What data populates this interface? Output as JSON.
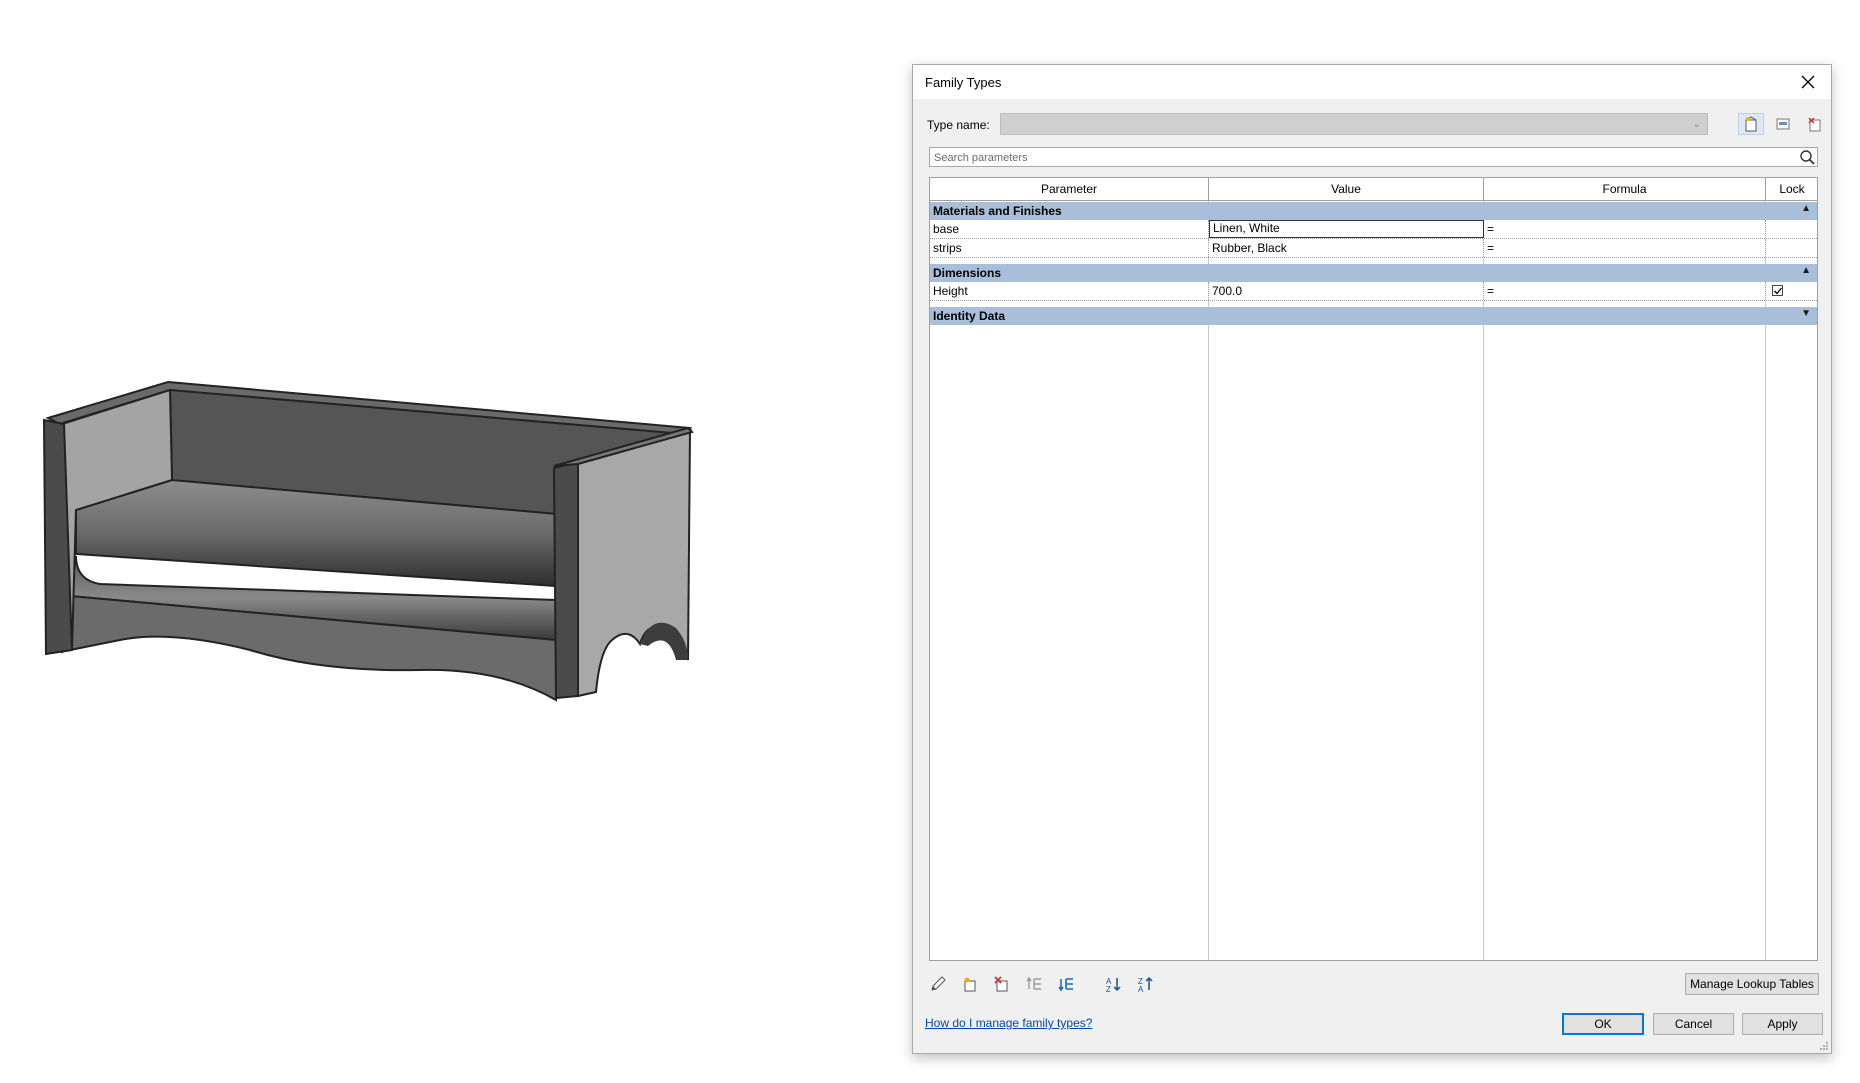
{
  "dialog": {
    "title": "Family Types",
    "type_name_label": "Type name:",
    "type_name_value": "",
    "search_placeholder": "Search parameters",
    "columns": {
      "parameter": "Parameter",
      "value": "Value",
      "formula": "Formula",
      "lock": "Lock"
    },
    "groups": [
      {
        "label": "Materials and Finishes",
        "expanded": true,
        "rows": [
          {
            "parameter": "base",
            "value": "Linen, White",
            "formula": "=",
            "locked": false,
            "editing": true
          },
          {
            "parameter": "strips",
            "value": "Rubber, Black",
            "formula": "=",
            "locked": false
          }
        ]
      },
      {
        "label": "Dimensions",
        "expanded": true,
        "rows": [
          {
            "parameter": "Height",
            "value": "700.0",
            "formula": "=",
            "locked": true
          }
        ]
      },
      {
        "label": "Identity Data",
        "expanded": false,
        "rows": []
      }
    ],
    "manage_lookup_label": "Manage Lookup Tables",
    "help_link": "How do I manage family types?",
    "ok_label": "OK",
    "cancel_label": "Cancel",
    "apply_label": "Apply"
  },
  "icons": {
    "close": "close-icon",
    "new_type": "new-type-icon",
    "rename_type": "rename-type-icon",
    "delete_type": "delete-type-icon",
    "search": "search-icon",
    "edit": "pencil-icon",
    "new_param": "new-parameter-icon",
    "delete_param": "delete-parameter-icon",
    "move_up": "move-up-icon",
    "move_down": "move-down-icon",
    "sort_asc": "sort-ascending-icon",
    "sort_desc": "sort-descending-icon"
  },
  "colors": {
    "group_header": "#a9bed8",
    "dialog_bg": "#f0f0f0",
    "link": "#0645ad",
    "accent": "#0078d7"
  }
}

▸ To do
Each line in the listing above that contains "false" should be copied.

▸ In response
            "locked": false,
            "locked": false
        "expanded": false,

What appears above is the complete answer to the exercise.